[Records that describe figures]
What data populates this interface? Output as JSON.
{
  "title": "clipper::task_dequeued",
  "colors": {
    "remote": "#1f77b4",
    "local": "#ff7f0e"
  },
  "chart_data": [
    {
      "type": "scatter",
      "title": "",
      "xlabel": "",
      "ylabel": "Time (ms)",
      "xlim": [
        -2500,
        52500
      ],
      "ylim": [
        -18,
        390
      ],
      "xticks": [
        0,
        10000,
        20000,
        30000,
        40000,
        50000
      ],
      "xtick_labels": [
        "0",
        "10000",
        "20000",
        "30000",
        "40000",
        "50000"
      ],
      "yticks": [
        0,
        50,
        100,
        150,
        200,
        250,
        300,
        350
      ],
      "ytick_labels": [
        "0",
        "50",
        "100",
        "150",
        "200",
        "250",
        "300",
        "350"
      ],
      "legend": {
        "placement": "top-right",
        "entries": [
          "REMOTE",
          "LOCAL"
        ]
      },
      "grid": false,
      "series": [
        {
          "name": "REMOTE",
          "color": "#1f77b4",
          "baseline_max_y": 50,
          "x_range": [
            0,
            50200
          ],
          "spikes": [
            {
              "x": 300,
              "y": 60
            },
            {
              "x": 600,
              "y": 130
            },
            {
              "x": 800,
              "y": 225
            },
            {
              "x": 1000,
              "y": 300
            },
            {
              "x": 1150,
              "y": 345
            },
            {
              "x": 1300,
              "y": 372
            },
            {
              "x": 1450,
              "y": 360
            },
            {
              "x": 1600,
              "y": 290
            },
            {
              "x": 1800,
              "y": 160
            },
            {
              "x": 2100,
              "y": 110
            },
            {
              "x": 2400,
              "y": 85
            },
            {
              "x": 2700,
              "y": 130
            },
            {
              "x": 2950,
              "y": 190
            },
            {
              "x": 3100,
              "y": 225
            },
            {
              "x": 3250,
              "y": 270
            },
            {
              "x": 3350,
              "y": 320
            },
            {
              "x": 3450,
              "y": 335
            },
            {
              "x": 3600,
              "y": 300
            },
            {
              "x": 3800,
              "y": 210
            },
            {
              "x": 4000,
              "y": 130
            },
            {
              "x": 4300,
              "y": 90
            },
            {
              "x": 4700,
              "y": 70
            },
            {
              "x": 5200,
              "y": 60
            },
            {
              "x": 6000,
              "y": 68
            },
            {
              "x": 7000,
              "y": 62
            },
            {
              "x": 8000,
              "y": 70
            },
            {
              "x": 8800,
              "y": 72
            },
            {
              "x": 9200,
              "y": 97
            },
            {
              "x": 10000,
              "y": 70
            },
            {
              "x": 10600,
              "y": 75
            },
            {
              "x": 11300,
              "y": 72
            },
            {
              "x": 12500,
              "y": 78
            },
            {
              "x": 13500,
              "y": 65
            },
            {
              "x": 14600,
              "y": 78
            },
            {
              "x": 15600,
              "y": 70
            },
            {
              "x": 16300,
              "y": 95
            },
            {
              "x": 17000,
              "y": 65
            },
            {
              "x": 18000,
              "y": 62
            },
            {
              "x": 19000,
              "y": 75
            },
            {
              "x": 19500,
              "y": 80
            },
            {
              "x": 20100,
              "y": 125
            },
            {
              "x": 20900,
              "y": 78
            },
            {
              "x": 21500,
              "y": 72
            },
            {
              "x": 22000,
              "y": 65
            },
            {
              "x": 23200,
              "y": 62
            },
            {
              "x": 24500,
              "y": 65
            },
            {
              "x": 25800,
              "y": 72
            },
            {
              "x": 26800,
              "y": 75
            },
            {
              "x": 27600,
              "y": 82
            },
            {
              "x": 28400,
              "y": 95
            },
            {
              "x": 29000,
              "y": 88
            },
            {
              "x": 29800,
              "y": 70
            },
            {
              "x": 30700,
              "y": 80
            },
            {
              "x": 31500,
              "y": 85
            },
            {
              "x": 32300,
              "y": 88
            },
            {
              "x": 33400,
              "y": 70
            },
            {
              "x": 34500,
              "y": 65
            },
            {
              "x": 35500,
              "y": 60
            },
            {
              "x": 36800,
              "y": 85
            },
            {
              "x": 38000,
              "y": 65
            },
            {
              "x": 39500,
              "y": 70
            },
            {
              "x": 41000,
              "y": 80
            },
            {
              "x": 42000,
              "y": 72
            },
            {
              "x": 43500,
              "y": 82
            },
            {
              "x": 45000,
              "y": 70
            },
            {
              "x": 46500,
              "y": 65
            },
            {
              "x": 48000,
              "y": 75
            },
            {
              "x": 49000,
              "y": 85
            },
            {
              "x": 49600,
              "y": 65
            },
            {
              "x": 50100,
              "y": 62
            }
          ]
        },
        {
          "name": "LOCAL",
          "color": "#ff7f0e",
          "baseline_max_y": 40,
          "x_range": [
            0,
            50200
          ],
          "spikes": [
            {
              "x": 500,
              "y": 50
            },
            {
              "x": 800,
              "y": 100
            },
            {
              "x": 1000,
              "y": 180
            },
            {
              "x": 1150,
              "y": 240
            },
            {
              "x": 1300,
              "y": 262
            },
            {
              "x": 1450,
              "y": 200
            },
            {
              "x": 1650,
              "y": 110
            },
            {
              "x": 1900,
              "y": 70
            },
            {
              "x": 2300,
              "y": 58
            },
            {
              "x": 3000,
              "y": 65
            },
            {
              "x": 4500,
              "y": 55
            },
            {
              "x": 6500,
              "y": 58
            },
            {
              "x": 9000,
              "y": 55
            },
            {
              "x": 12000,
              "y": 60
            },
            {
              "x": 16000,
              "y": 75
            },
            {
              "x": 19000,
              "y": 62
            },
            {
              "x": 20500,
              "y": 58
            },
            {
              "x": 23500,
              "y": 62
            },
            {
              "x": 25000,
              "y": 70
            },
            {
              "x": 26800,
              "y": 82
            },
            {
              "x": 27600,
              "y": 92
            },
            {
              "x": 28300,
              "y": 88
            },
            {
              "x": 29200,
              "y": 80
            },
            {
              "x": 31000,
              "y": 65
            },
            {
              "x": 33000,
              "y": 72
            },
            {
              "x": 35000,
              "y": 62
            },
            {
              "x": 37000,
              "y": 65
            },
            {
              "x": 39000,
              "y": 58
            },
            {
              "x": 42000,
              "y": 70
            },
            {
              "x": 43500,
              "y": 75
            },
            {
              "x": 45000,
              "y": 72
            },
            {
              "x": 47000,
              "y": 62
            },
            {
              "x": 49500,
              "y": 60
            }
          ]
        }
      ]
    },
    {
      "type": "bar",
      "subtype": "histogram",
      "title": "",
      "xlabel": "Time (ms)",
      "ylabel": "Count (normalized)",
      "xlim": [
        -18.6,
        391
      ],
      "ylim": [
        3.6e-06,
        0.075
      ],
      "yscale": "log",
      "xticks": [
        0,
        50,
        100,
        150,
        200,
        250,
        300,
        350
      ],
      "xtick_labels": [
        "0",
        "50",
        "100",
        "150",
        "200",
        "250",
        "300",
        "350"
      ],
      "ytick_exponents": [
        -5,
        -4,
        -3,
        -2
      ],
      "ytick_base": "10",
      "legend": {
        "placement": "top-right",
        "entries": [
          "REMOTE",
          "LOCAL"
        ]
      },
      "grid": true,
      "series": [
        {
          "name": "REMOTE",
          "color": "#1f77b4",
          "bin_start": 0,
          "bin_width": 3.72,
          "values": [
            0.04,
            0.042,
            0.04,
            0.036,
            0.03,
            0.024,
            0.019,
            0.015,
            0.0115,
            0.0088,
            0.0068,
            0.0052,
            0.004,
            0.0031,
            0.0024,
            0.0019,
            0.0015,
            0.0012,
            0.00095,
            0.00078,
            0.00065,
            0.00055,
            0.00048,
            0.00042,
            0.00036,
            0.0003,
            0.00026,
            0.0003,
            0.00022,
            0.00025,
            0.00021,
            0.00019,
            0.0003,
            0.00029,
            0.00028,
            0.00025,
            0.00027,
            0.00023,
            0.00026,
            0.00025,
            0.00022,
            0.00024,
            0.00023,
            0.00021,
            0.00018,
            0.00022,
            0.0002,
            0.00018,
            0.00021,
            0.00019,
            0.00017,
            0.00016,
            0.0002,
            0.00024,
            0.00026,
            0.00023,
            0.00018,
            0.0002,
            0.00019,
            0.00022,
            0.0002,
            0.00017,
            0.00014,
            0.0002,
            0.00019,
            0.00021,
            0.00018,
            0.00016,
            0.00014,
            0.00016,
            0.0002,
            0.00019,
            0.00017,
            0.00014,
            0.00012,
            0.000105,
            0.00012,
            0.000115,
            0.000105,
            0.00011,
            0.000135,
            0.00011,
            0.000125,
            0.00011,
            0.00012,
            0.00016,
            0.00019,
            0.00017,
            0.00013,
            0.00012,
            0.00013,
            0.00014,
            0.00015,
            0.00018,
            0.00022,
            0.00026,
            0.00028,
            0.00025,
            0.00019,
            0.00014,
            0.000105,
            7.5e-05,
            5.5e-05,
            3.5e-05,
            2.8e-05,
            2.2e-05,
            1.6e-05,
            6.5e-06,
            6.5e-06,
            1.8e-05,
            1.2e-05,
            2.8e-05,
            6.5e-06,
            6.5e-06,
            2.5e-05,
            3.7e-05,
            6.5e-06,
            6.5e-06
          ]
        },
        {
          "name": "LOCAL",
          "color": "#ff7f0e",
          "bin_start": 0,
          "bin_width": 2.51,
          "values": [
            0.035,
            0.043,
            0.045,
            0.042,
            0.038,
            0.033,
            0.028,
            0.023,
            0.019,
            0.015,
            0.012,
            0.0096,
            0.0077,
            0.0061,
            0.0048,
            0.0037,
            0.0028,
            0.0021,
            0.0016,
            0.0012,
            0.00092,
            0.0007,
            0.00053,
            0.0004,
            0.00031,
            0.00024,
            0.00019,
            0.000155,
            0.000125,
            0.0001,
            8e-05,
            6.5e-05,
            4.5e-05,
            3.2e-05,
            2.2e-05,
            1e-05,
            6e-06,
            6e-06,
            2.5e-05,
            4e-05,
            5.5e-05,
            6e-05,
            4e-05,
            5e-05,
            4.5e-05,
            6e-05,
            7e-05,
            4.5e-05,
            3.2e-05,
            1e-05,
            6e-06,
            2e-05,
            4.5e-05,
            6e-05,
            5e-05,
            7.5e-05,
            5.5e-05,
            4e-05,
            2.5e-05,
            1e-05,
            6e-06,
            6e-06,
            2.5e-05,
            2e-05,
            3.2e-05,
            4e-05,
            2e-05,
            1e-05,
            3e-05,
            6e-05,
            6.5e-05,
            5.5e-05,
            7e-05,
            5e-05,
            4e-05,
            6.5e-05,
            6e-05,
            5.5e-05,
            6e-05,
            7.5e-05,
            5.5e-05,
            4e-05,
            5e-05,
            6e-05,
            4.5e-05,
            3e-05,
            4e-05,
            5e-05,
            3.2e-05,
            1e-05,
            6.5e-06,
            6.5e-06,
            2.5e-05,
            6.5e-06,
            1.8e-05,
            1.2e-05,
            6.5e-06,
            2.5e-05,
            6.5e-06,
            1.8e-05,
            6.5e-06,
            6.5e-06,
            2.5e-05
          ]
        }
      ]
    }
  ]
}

--- Exercise aim ---
Show all lines from the listing above in which "ylabel" appears.

--- Exercise response ---
      "ylabel": "Time (ms)",
      "ylabel": "Count (normalized)",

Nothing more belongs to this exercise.